Extracted data entries
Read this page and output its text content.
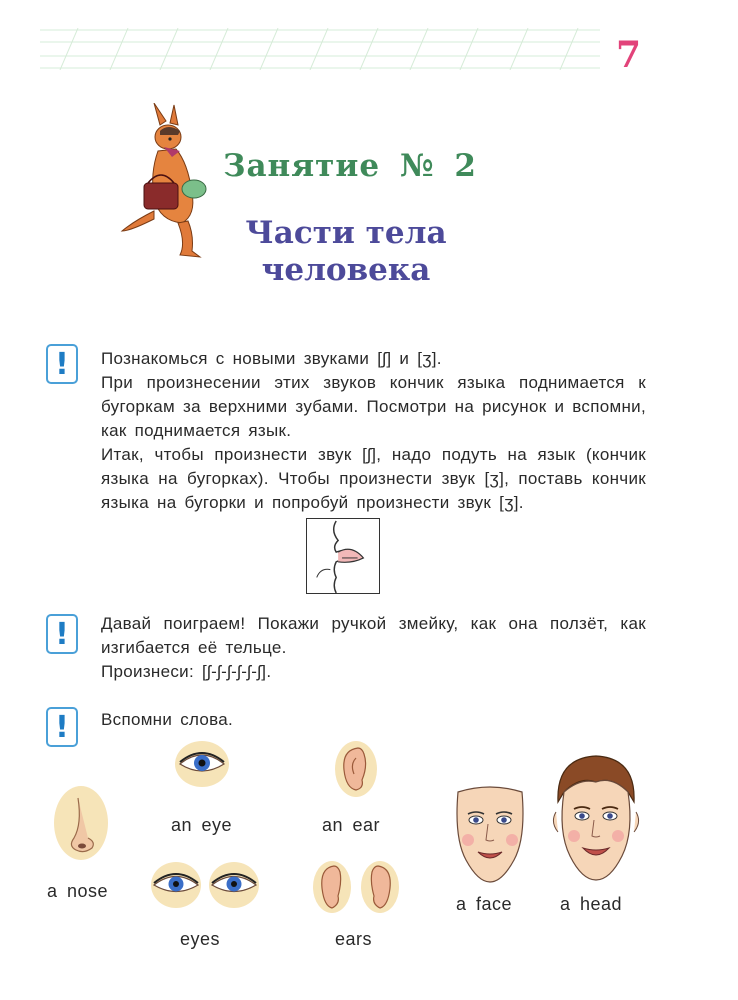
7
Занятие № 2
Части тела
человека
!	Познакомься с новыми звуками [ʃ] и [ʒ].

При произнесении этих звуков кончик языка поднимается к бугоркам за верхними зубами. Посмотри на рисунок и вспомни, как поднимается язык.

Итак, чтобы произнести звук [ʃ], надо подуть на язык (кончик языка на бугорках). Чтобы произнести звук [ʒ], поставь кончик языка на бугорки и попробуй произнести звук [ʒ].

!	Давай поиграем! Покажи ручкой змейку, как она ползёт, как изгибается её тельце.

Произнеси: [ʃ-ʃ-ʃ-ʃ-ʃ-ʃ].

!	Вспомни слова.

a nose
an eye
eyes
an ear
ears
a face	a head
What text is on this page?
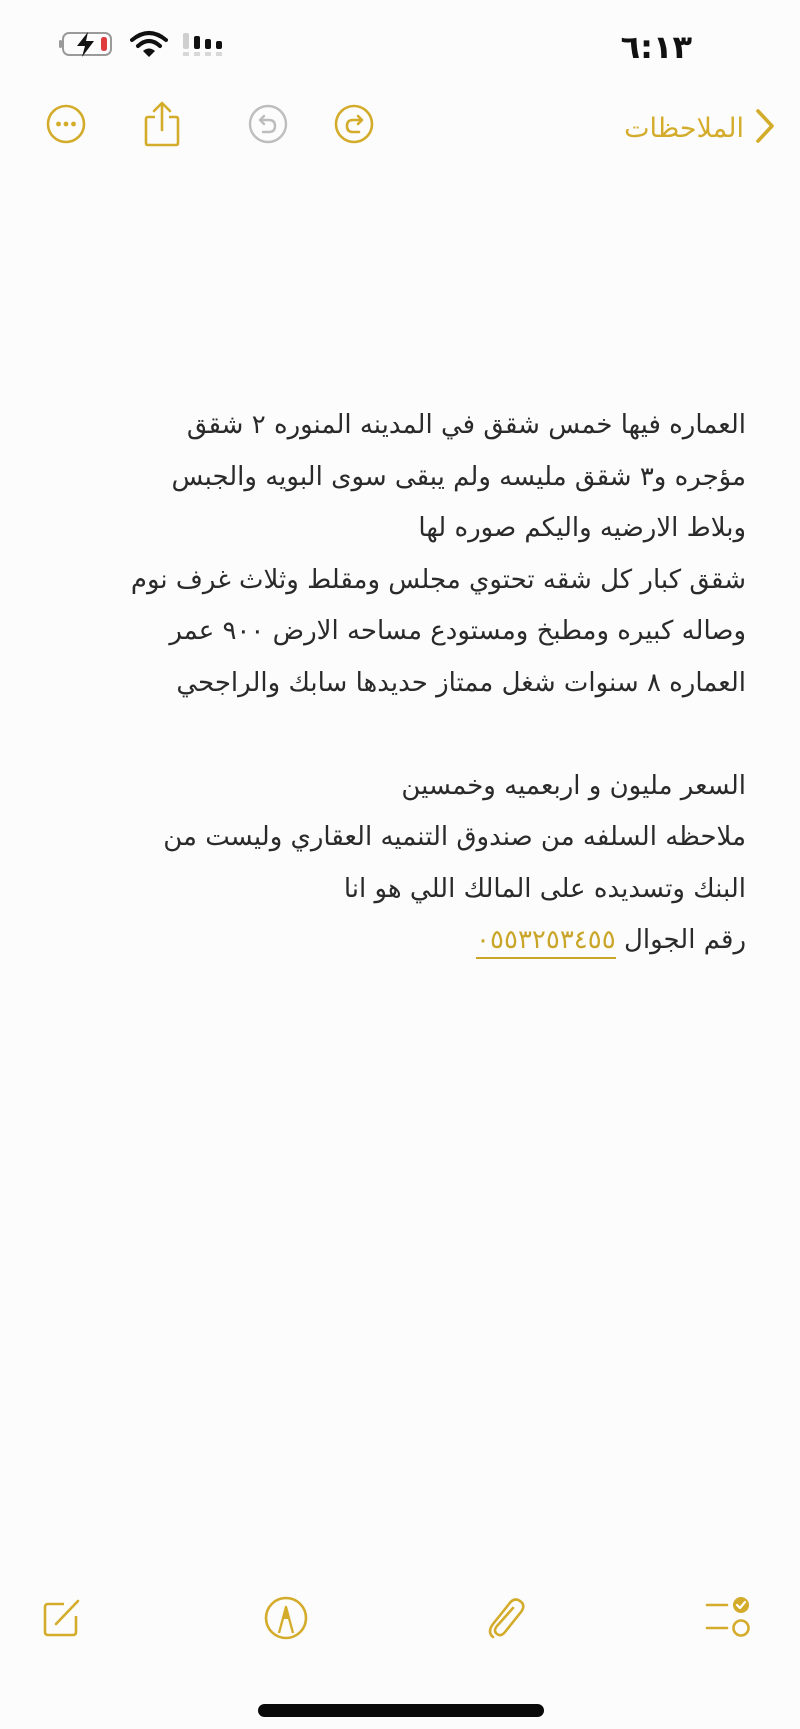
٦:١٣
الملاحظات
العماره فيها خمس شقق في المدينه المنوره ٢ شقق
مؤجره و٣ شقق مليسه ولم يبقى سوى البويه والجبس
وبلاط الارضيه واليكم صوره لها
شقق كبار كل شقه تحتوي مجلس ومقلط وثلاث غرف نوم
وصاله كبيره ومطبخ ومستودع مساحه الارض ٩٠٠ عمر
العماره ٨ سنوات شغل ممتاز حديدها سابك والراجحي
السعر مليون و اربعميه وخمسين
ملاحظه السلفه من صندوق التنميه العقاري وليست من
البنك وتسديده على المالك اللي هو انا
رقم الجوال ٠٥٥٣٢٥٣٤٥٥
---
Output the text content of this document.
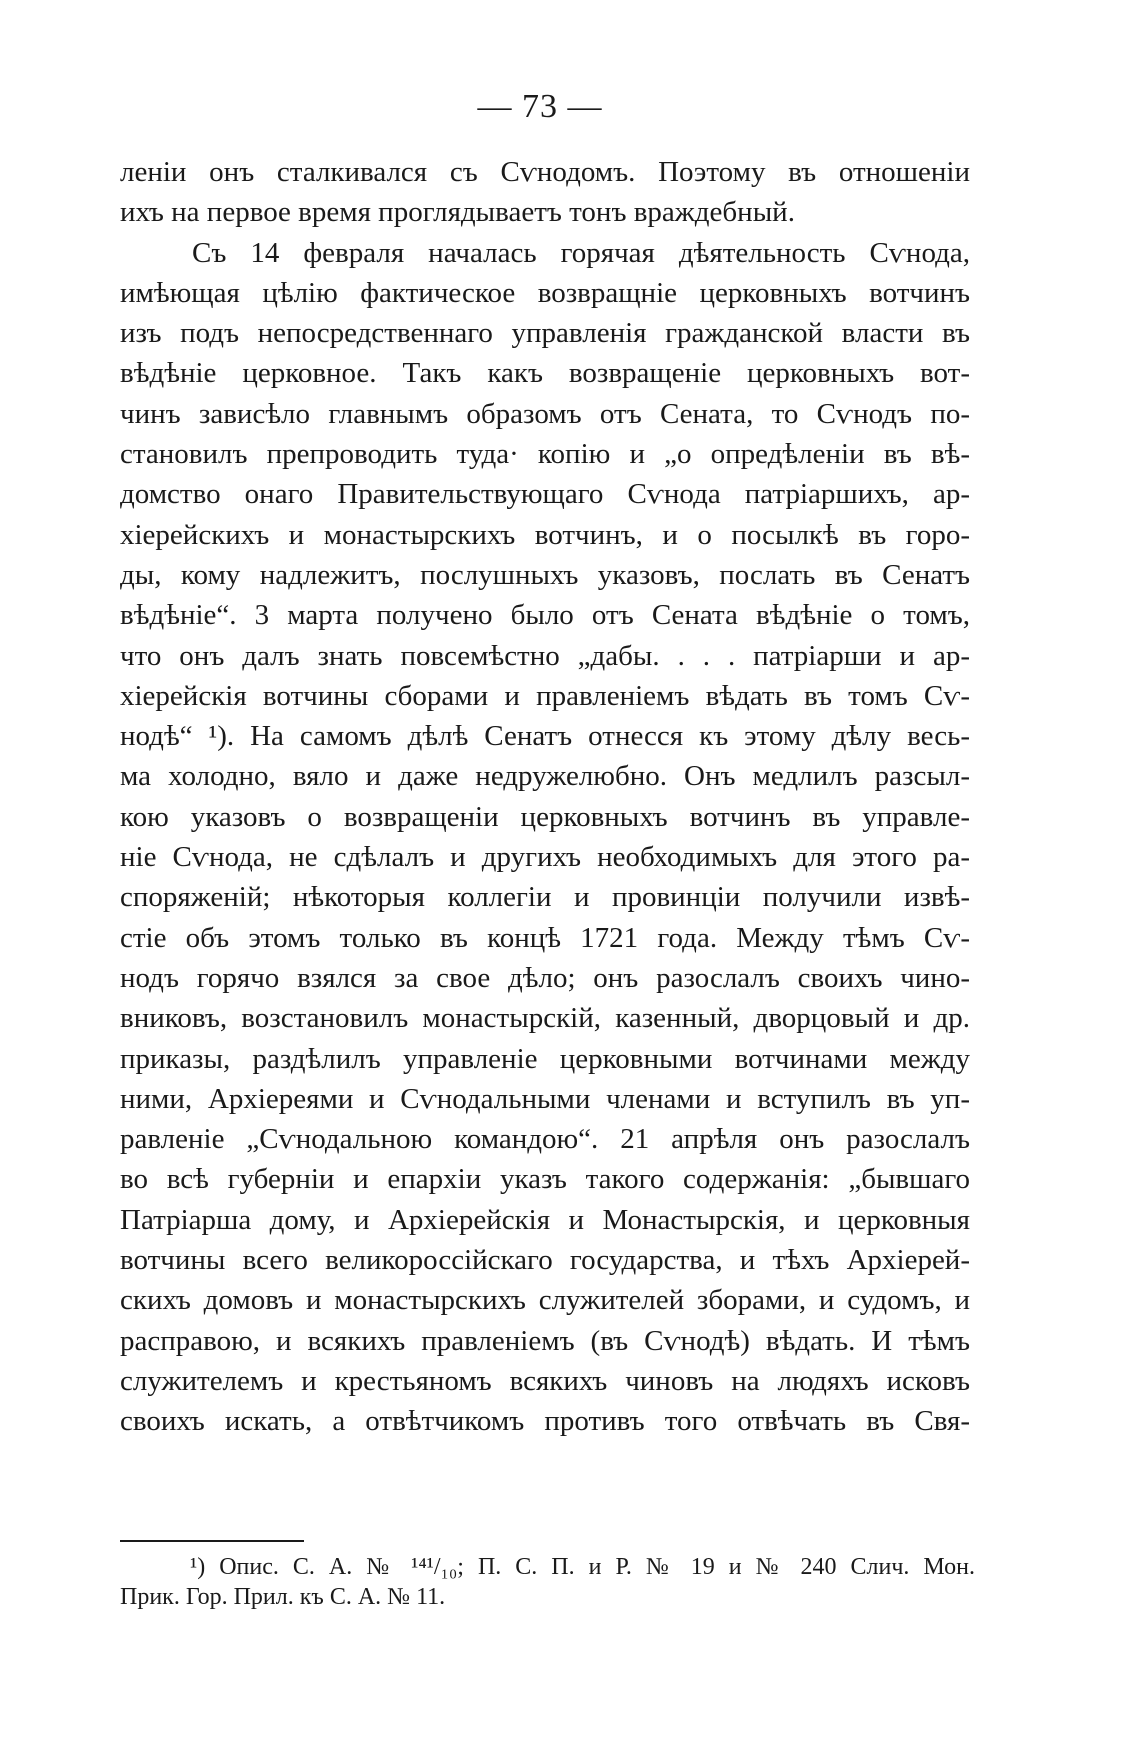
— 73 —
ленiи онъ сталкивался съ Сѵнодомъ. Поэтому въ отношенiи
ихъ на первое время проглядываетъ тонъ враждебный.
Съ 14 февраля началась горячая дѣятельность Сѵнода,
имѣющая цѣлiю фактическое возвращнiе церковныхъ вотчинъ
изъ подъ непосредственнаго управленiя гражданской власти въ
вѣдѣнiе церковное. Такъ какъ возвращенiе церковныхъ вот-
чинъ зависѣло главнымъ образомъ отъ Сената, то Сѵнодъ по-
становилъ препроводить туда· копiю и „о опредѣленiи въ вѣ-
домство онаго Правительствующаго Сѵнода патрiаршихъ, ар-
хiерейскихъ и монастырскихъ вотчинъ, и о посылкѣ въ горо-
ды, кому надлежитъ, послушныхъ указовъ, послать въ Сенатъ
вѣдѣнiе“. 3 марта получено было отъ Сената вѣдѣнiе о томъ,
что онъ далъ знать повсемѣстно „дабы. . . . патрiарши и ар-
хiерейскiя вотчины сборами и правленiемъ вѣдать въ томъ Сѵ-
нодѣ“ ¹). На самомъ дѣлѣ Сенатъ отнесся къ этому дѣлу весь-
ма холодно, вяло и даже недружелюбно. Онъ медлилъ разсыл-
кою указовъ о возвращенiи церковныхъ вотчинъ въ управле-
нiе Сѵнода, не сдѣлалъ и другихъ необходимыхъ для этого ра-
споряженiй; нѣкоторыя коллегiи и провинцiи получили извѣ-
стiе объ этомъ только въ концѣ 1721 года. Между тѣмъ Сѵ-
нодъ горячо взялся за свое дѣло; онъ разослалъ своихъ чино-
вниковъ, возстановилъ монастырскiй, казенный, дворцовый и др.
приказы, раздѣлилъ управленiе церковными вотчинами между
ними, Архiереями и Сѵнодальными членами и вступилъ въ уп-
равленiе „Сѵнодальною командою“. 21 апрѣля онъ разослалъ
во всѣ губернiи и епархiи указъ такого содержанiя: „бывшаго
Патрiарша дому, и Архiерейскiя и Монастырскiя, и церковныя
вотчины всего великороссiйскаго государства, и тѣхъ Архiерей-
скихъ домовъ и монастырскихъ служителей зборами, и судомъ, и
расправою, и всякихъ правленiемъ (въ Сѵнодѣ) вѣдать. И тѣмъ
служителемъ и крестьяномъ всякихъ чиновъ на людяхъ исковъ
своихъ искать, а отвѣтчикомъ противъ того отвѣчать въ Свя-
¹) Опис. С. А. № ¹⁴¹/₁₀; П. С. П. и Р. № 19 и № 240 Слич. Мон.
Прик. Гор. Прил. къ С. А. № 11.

** INSTRUCTIONS FOR THE TASK **
Copy every line in the records above that contains the word "тѣмъ".

** RESULT BELOW **
стiе объ этомъ только въ концѣ 1721 года. Между тѣмъ Сѵ-
расправою, и всякихъ правленiемъ (въ Сѵнодѣ) вѣдать. И тѣмъ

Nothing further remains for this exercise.